* begin Records to process *

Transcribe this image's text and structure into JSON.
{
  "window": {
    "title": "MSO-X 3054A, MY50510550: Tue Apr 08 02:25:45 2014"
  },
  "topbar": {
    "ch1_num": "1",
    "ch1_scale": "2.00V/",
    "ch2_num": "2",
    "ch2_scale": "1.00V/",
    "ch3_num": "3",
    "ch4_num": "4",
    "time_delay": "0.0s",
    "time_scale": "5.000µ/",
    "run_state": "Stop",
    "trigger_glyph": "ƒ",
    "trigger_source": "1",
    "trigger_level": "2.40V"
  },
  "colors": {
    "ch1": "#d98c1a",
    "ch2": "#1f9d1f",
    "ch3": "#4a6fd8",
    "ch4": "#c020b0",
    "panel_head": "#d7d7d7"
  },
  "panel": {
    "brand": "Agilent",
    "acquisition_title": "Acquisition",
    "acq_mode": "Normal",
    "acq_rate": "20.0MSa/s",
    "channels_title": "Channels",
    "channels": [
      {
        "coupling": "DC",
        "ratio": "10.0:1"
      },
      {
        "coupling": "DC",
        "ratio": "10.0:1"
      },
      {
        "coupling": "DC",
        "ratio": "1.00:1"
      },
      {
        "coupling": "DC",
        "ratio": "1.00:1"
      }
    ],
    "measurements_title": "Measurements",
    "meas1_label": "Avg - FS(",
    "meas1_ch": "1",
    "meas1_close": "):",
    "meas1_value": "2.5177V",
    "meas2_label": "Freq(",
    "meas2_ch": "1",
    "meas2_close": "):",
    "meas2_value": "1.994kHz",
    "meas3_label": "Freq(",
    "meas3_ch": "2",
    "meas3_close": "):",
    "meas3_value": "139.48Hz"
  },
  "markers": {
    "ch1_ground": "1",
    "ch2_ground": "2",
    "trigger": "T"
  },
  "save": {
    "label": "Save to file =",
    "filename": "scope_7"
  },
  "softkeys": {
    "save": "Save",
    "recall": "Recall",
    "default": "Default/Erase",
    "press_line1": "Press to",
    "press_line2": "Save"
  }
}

* end Records to process *

## Your instructions:
Please output every record, keeping each line exact.

## Output of the exercise:
Transcribe this image's text and structure into JSON.
{
  "window": {
    "title": "MSO-X 3054A, MY50510550: Tue Apr 08 02:25:45 2014"
  },
  "topbar": {
    "ch1_num": "1",
    "ch1_scale": "2.00V/",
    "ch2_num": "2",
    "ch2_scale": "1.00V/",
    "ch3_num": "3",
    "ch4_num": "4",
    "time_delay": "0.0s",
    "time_scale": "5.000µ/",
    "run_state": "Stop",
    "trigger_glyph": "ƒ",
    "trigger_source": "1",
    "trigger_level": "2.40V"
  },
  "colors": {
    "ch1": "#d98c1a",
    "ch2": "#1f9d1f",
    "ch3": "#4a6fd8",
    "ch4": "#c020b0",
    "panel_head": "#d7d7d7"
  },
  "panel": {
    "brand": "Agilent",
    "acquisition_title": "Acquisition",
    "acq_mode": "Normal",
    "acq_rate": "20.0MSa/s",
    "channels_title": "Channels",
    "channels": [
      {
        "coupling": "DC",
        "ratio": "10.0:1"
      },
      {
        "coupling": "DC",
        "ratio": "10.0:1"
      },
      {
        "coupling": "DC",
        "ratio": "1.00:1"
      },
      {
        "coupling": "DC",
        "ratio": "1.00:1"
      }
    ],
    "measurements_title": "Measurements",
    "meas1_label": "Avg - FS(",
    "meas1_ch": "1",
    "meas1_close": "):",
    "meas1_value": "2.5177V",
    "meas2_label": "Freq(",
    "meas2_ch": "1",
    "meas2_close": "):",
    "meas2_value": "1.994kHz",
    "meas3_label": "Freq(",
    "meas3_ch": "2",
    "meas3_close": "):",
    "meas3_value": "139.48Hz"
  },
  "markers": {
    "ch1_ground": "1",
    "ch2_ground": "2",
    "trigger": "T"
  },
  "save": {
    "label": "Save to file =",
    "filename": "scope_7"
  },
  "softkeys": {
    "save": "Save",
    "recall": "Recall",
    "default": "Default/Erase",
    "press_line1": "Press to",
    "press_line2": "Save"
  }
}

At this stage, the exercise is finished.